◆ **What to produce**:
Without the pictures, return all of the material exactly as written.

** BEGIN Data shown **

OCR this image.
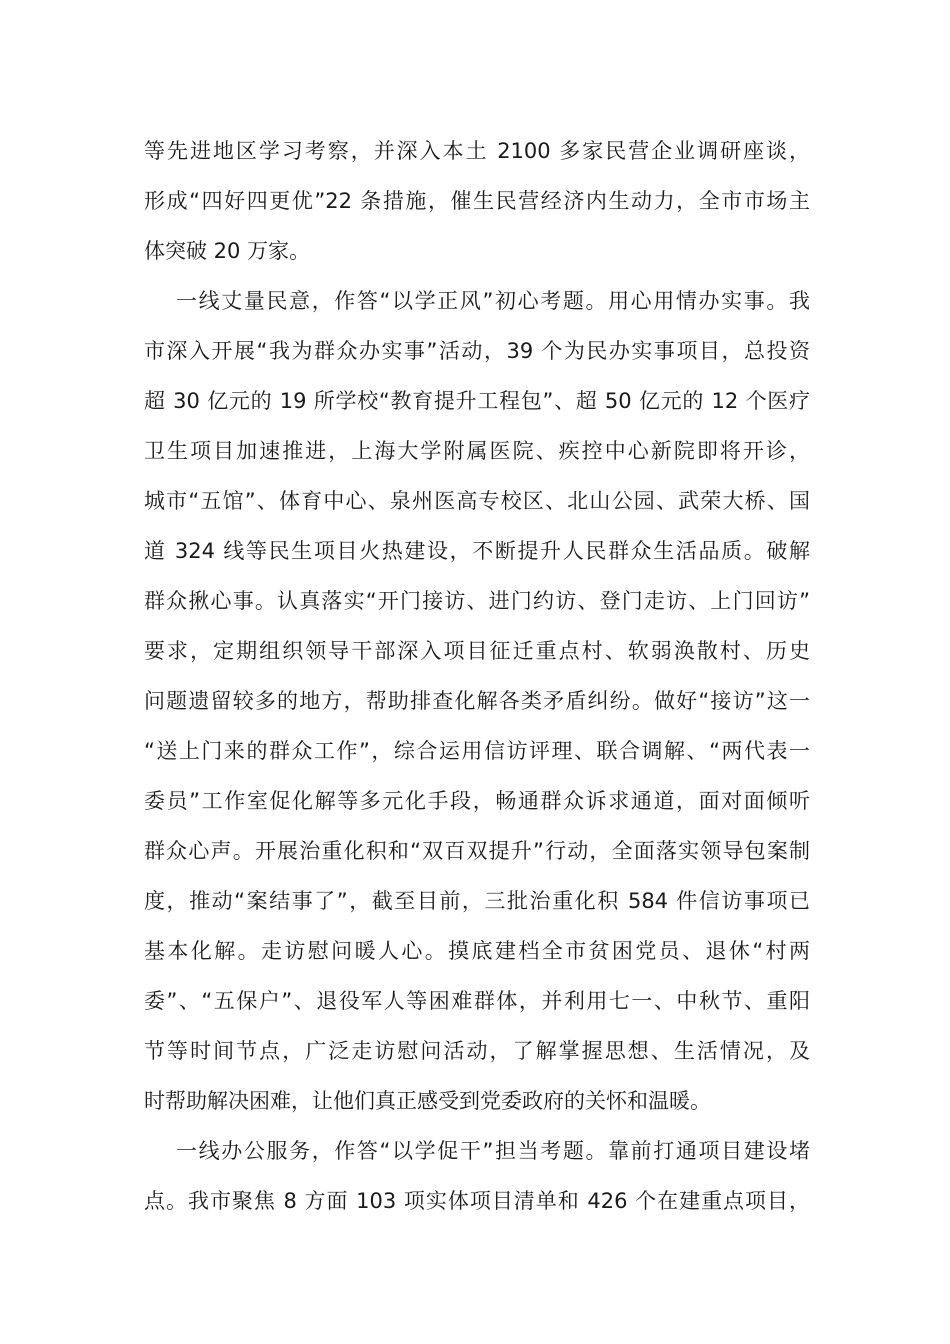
等先进地区学习考察，并深入本土 2100 多家民营企业调研座谈，
形成“四好四更优”22 条措施，催生民营经济内生动力，全市市场主
体突破 20 万家。
一线丈量民意，作答“以学正风”初心考题。用心用情办实事。我
市深入开展“我为群众办实事”活动，39 个为民办实事项目，总投资
超 30 亿元的 19 所学校“教育提升工程包”、超 50 亿元的 12 个医疗
卫生项目加速推进，上海大学附属医院、疾控中心新院即将开诊，
城市“五馆”、体育中心、泉州医高专校区、北山公园、武荣大桥、国
道 324 线等民生项目火热建设，不断提升人民群众生活品质。破解
群众揪心事。认真落实“开门接访、进门约访、登门走访、上门回访”
要求，定期组织领导干部深入项目征迁重点村、软弱涣散村、历史
问题遗留较多的地方，帮助排查化解各类矛盾纠纷。做好“接访”这一
“送上门来的群众工作”，综合运用信访评理、联合调解、“两代表一
委员”工作室促化解等多元化手段，畅通群众诉求通道，面对面倾听
群众心声。开展治重化积和“双百双提升”行动，全面落实领导包案制
度，推动“案结事了”，截至目前，三批治重化积 584 件信访事项已
基本化解。走访慰问暖人心。摸底建档全市贫困党员、退休“村两
委”、“五保户”、退役军人等困难群体，并利用七一、中秋节、重阳
节等时间节点，广泛走访慰问活动，了解掌握思想、生活情况，及
时帮助解决困难，让他们真正感受到党委政府的关怀和温暖。
一线办公服务，作答“以学促干”担当考题。靠前打通项目建设堵
点。我市聚焦 8 方面 103 项实体项目清单和 426 个在建重点项目，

** END Data shown **

◆ **Answer for this exercise**:
OCR this image.
等先进地区学习考察，并深入本土 2100 多家民营企业调研座谈，
形成“四好四更优”22 条措施，催生民营经济内生动力，全市市场主
体突破 20 万家。
一线丈量民意，作答“以学正风”初心考题。用心用情办实事。我
市深入开展“我为群众办实事”活动，39 个为民办实事项目，总投资
超 30 亿元的 19 所学校“教育提升工程包”、超 50 亿元的 12 个医疗
卫生项目加速推进，上海大学附属医院、疾控中心新院即将开诊，
城市“五馆”、体育中心、泉州医高专校区、北山公园、武荣大桥、国
道 324 线等民生项目火热建设，不断提升人民群众生活品质。破解
群众揪心事。认真落实“开门接访、进门约访、登门走访、上门回访”
要求，定期组织领导干部深入项目征迁重点村、软弱涣散村、历史
问题遗留较多的地方，帮助排查化解各类矛盾纠纷。做好“接访”这一
“送上门来的群众工作”，综合运用信访评理、联合调解、“两代表一
委员”工作室促化解等多元化手段，畅通群众诉求通道，面对面倾听
群众心声。开展治重化积和“双百双提升”行动，全面落实领导包案制
度，推动“案结事了”，截至目前，三批治重化积 584 件信访事项已
基本化解。走访慰问暖人心。摸底建档全市贫困党员、退休“村两
委”、“五保户”、退役军人等困难群体，并利用七一、中秋节、重阳
节等时间节点，广泛走访慰问活动，了解掌握思想、生活情况，及
时帮助解决困难，让他们真正感受到党委政府的关怀和温暖。
一线办公服务，作答“以学促干”担当考题。靠前打通项目建设堵
点。我市聚焦 8 方面 103 项实体项目清单和 426 个在建重点项目，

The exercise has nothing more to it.